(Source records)
————

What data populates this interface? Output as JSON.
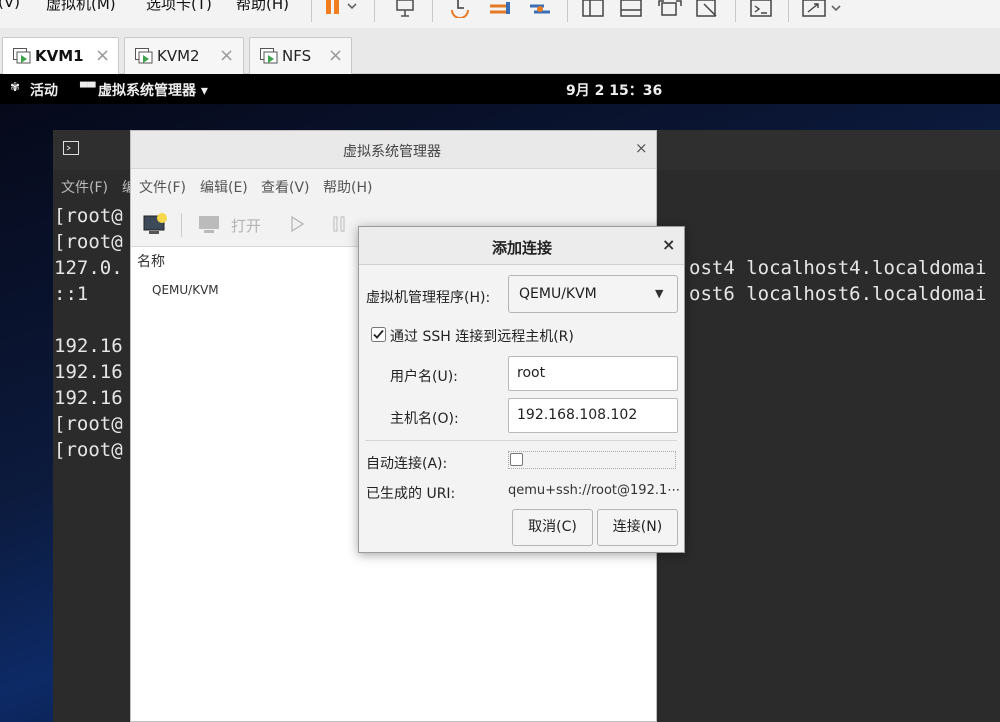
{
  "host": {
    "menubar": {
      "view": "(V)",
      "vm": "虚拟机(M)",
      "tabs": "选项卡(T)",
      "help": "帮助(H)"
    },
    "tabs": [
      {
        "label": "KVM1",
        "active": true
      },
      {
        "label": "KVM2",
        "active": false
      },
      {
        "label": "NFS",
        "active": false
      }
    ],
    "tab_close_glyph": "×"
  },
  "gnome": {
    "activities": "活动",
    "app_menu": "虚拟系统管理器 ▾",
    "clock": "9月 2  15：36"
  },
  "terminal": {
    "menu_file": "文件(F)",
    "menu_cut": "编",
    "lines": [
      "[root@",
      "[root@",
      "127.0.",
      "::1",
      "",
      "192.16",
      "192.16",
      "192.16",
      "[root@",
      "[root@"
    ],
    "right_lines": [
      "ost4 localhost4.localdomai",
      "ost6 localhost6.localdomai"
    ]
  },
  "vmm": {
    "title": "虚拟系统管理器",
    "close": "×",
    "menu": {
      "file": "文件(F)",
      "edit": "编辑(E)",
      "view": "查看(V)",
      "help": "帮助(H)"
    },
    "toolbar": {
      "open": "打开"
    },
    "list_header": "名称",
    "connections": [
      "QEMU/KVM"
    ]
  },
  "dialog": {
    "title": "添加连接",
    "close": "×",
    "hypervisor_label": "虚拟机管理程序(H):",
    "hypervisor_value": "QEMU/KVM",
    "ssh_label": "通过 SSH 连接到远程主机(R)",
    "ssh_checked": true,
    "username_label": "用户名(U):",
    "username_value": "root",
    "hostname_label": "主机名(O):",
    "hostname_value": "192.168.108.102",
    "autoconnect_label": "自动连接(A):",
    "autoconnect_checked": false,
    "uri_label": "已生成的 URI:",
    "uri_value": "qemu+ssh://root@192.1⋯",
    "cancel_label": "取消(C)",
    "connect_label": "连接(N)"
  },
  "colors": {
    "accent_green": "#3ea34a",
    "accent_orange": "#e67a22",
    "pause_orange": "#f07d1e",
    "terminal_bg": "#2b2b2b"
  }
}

————

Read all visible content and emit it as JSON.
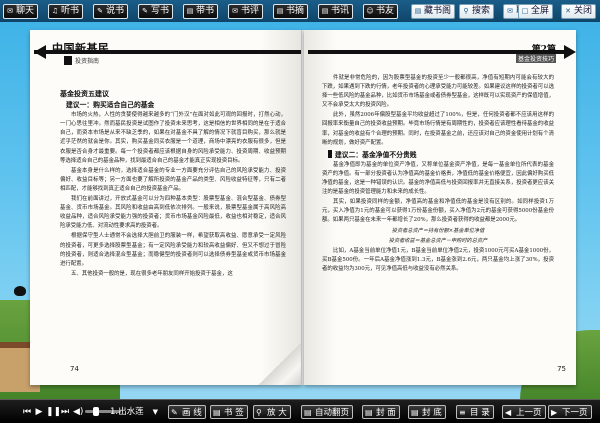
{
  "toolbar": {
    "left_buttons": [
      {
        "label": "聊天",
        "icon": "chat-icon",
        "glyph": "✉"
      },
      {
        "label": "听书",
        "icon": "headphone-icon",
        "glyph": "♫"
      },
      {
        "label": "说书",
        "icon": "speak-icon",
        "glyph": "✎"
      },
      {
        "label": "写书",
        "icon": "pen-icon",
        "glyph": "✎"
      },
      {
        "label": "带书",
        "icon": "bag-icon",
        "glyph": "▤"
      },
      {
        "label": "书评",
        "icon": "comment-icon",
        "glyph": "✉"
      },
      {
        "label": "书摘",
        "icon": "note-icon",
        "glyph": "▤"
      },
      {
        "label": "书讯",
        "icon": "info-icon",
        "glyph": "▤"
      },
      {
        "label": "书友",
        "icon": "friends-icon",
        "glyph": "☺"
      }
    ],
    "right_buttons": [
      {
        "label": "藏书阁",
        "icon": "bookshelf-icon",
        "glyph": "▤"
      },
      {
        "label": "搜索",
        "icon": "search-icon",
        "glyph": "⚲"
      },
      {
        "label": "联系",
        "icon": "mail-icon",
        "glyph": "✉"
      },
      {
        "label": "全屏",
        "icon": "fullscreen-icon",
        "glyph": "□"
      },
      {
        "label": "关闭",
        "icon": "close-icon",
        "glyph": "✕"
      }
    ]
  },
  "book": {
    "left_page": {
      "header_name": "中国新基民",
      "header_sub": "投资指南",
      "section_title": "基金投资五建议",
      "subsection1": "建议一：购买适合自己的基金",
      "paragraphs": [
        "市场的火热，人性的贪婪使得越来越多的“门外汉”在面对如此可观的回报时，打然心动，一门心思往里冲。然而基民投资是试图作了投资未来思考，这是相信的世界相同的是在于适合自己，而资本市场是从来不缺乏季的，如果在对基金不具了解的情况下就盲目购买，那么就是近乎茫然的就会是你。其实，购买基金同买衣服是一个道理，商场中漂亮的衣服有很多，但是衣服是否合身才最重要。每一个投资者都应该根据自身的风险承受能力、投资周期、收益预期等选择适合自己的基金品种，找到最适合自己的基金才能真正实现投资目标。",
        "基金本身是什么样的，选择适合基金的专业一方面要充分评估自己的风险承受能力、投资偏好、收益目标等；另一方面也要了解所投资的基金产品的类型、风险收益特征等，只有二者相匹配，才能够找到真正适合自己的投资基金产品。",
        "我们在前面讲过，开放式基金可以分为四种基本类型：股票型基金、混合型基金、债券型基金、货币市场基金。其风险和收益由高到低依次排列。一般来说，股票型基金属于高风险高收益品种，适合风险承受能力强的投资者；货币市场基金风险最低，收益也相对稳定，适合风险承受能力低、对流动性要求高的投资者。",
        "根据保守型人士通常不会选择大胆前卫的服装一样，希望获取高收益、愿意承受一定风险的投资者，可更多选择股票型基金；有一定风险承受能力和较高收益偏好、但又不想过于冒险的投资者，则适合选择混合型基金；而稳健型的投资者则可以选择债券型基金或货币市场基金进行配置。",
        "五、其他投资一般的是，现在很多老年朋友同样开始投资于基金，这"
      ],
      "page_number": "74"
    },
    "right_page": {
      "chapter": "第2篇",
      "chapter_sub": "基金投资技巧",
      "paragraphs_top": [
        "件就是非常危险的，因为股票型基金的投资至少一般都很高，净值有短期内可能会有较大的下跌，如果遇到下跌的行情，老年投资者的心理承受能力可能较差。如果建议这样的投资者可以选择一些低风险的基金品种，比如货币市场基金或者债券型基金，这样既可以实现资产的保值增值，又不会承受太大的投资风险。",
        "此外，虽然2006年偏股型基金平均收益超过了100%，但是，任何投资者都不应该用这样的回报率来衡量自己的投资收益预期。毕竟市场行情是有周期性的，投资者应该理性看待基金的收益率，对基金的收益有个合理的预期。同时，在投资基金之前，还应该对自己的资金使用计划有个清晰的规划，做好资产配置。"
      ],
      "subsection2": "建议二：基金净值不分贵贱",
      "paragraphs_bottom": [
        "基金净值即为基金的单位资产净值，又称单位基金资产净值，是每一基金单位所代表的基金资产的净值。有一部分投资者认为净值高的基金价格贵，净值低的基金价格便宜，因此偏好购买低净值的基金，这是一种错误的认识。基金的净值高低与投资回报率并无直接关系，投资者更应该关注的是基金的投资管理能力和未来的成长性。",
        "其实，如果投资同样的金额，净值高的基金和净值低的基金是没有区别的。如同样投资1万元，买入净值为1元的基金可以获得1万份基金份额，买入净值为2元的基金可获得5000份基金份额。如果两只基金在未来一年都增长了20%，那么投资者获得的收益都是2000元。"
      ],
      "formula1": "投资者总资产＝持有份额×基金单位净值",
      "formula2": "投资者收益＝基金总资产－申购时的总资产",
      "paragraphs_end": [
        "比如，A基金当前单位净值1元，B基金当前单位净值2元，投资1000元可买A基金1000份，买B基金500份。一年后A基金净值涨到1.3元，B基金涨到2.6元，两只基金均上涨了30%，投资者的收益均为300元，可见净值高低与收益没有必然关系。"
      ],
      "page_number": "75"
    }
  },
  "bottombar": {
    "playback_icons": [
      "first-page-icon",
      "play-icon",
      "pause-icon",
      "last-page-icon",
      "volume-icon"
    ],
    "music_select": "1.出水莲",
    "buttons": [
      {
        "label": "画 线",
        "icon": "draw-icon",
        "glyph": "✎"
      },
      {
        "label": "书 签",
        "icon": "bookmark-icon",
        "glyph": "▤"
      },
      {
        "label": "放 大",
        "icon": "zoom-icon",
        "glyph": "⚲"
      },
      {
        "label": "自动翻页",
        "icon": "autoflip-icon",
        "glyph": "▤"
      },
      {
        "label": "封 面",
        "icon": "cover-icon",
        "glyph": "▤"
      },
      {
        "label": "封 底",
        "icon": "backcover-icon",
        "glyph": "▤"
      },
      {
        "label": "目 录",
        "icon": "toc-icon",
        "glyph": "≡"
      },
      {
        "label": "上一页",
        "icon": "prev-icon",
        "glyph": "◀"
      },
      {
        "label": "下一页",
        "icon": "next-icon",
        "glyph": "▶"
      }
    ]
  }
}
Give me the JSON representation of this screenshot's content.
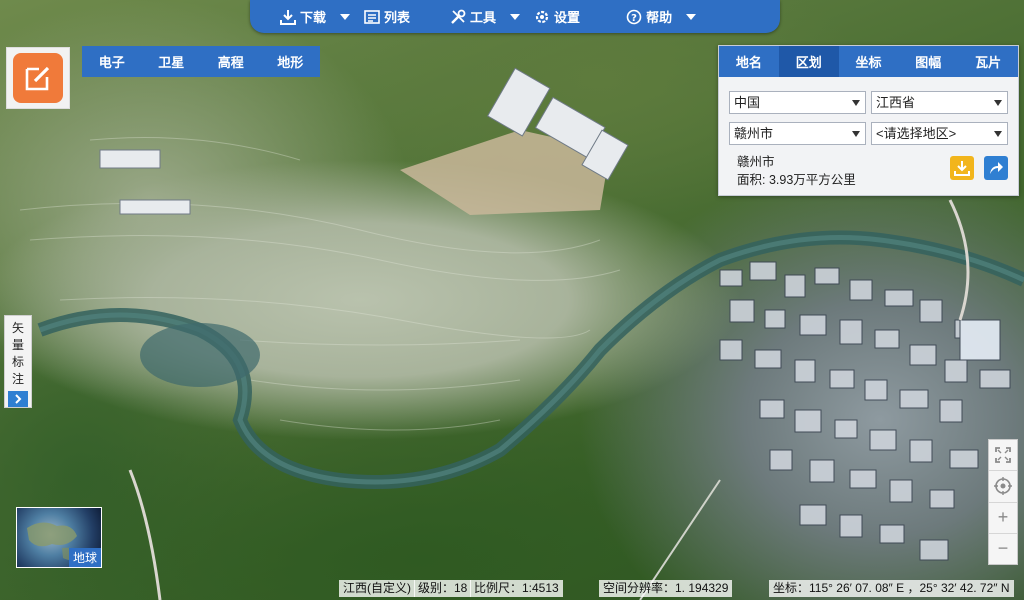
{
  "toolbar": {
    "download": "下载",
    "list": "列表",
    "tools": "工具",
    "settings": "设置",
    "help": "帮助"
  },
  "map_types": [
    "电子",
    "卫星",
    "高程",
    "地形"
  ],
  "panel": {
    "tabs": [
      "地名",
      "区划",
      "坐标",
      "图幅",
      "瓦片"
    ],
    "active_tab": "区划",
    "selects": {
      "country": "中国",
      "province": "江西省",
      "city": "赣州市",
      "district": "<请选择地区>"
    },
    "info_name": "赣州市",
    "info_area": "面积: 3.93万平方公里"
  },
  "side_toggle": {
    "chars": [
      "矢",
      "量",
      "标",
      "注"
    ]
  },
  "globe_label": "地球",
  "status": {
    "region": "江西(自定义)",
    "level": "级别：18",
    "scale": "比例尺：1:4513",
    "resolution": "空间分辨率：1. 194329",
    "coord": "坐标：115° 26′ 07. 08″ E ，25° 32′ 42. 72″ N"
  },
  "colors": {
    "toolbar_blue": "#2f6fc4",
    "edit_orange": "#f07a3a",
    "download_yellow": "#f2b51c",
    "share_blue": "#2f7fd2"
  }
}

————

[Exercise]
Pull every line containing "JSON" out of the data above.

[Exercise answer]
What data populates this interface? Output as JSON.
Read all visible content and emit it as JSON.
Give me the JSON representation of this screenshot's content.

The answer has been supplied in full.